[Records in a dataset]
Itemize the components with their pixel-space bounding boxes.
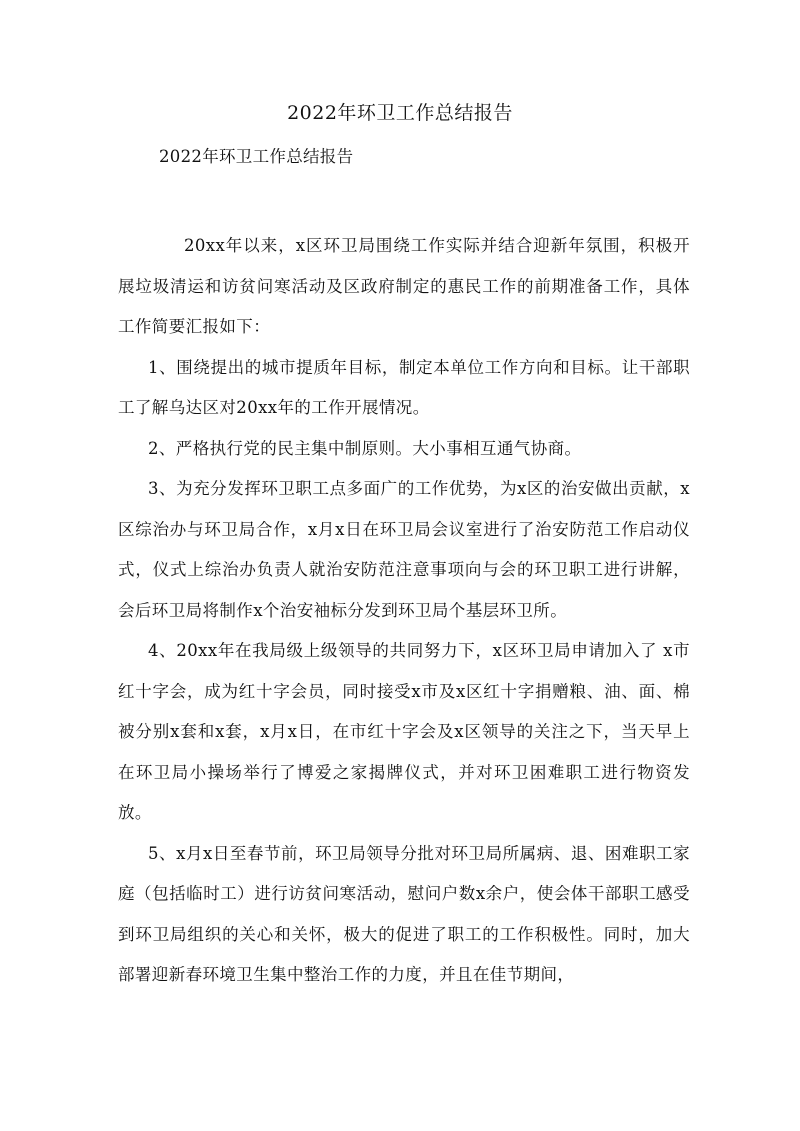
document-body — [118, 226, 690, 996]
paragraph-item-4: 4、20xx年在我局级上级领导的共同努力下，x区环卫局申请加入了 x市红十字会，成为红十字会员，同时接受x市及x区红十字捐赠粮、油、面、棉被分别x套和x套，x月x日，在市红十字会及x区领导的关注之下，当天早上在环卫局小操场举行了博爱之家揭牌仪式，并对环卫困难职工进行物资发放。 — [118, 641, 690, 822]
paragraph-item-1: 1、围绕提出的城市提质年目标，制定本单位工作方向和目标。让干部职工了解乌达区对20xx年的工作开展情况。 — [118, 357, 690, 417]
paragraph-item-2: 2、严格执行党的民主集中制原则。大小事相互通气协商。 — [148, 438, 582, 458]
document-subtitle: 2022年环卫工作总结报告 — [159, 147, 354, 166]
paragraph-item-3: 3、为充分发挥环卫职工点多面广的工作优势，为x区的治安做出贡献，x区综治办与环卫局合作，x月x日在环卫局会议室进行了治安防范工作启动仪式，仪式上综治办负责人就治安防范注意事项向与会的环卫职工进行讲解，会后环卫局将制作x个治安袖标分发到环卫局个基层环卫所。 — [118, 479, 690, 620]
paragraph-item-5: 5、x月x日至春节前，环卫局领导分批对环卫局所属病、退、困难职工家庭（包括临时工）进行访贫问寒活动，慰问户数x余户，使会体干部职工感受到环卫局组织的关心和关怀，极大的促进了职工的工作积极性。同时，加大部署迎新春环境卫生集中整治工作的力度，并且在佳节期间， — [118, 843, 690, 984]
document-title: 2022年环卫工作总结报告 — [287, 102, 513, 124]
paragraph-intro: 20xx年以来，x区环卫局围绕工作实际并结合迎新年氛围，积极开展垃圾清运和访贫问寒活动及区政府制定的惠民工作的前期准备工作，具体工作简要汇报如下： — [118, 236, 690, 336]
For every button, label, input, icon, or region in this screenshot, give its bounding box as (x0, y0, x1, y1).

> **Direction**
Please print all of the data above again, line for line and without changes, but omit the pictures.

> **Reply to the exercise**
Itemize the components with their pixel-space bounding boxes.
document-body — [118, 226, 690, 996]
paragraph-item-4: 4、20xx年在我局级上级领导的共同努力下，x区环卫局申请加入了 x市红十字会，成为红十字会员，同时接受x市及x区红十字捐赠粮、油、面、棉被分别x套和x套，x月x日，在市红十字会及x区领导的关注之下，当天早上在环卫局小操场举行了博爱之家揭牌仪式，并对环卫困难职工进行物资发放。 — [118, 641, 690, 822]
paragraph-item-1: 1、围绕提出的城市提质年目标，制定本单位工作方向和目标。让干部职工了解乌达区对20xx年的工作开展情况。 — [118, 357, 690, 417]
paragraph-item-2: 2、严格执行党的民主集中制原则。大小事相互通气协商。 — [148, 438, 582, 458]
document-subtitle: 2022年环卫工作总结报告 — [159, 147, 354, 166]
paragraph-item-3: 3、为充分发挥环卫职工点多面广的工作优势，为x区的治安做出贡献，x区综治办与环卫局合作，x月x日在环卫局会议室进行了治安防范工作启动仪式，仪式上综治办负责人就治安防范注意事项向与会的环卫职工进行讲解，会后环卫局将制作x个治安袖标分发到环卫局个基层环卫所。 — [118, 479, 690, 620]
paragraph-item-5: 5、x月x日至春节前，环卫局领导分批对环卫局所属病、退、困难职工家庭（包括临时工）进行访贫问寒活动，慰问户数x余户，使会体干部职工感受到环卫局组织的关心和关怀，极大的促进了职工的工作积极性。同时，加大部署迎新春环境卫生集中整治工作的力度，并且在佳节期间， — [118, 843, 690, 984]
document-title: 2022年环卫工作总结报告 — [287, 102, 513, 124]
paragraph-intro: 20xx年以来，x区环卫局围绕工作实际并结合迎新年氛围，积极开展垃圾清运和访贫问寒活动及区政府制定的惠民工作的前期准备工作，具体工作简要汇报如下： — [118, 236, 690, 336]
For every button, label, input, icon, or region in this screenshot, give its bounding box as (x0, y0, x1, y1).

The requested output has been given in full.